Required task: The entries below should be given again exactly, minus their pictures.

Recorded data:
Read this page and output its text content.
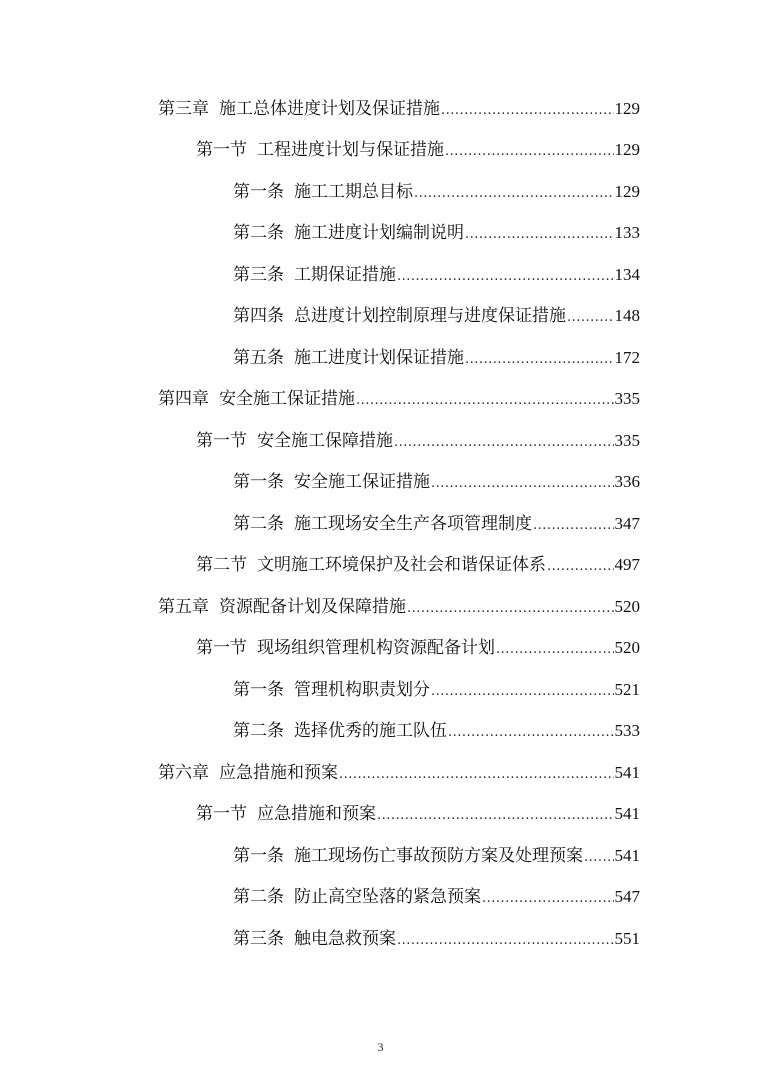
第三章 施工总体进度计划及保证措施 .....	129
第一节 工程进度计划与保证措施 .....	129
第一条 施工工期总目标 .....	129
第二条 施工进度计划编制说明 .....	133
第三条 工期保证措施 .....	134
第四条 总进度计划控制原理与进度保证措施 .....	148
第五条 施工进度计划保证措施 .....	172
第四章 安全施工保证措施 .....	335
第一节 安全施工保障措施 .....	335
第一条 安全施工保证措施 .....	336
第二条 施工现场安全生产各项管理制度 .....	347
第二节 文明施工环境保护及社会和谐保证体系 .....	497
第五章 资源配备计划及保障措施 .....	520
第一节 现场组织管理机构资源配备计划 .....	520
第一条 管理机构职责划分 .....	521
第二条 选择优秀的施工队伍 .....	533
第六章 应急措施和预案 .....	541
第一节 应急措施和预案 .....	541
第一条 施工现场伤亡事故预防方案及处理预案 ..... 541
第二条 防止高空坠落的紧急预案 .....	547
第三条 触电急救预案 .....	551
3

Exercise output:
Read this page and output its text content.
第三章 施工总体进度计划及保证措施 .....	129
第一节 工程进度计划与保证措施 .....	129
第一条 施工工期总目标 .....	129
第二条 施工进度计划编制说明 .....	133
第三条 工期保证措施 .....	134
第四条 总进度计划控制原理与进度保证措施 .....	148
第五条 施工进度计划保证措施 .....	172
第四章 安全施工保证措施 .....	335
第一节 安全施工保障措施 .....	335
第一条 安全施工保证措施 .....	336
第二条 施工现场安全生产各项管理制度 .....	347
第二节 文明施工环境保护及社会和谐保证体系 .....	497
第五章 资源配备计划及保障措施 .....	520
第一节 现场组织管理机构资源配备计划 .....	520
第一条 管理机构职责划分 .....	521
第二条 选择优秀的施工队伍 .....	533
第六章 应急措施和预案 .....	541
第一节 应急措施和预案 .....	541
第一条 施工现场伤亡事故预防方案及处理预案 ..... 541
第二条 防止高空坠落的紧急预案 .....	547
第三条 触电急救预案 .....	551
3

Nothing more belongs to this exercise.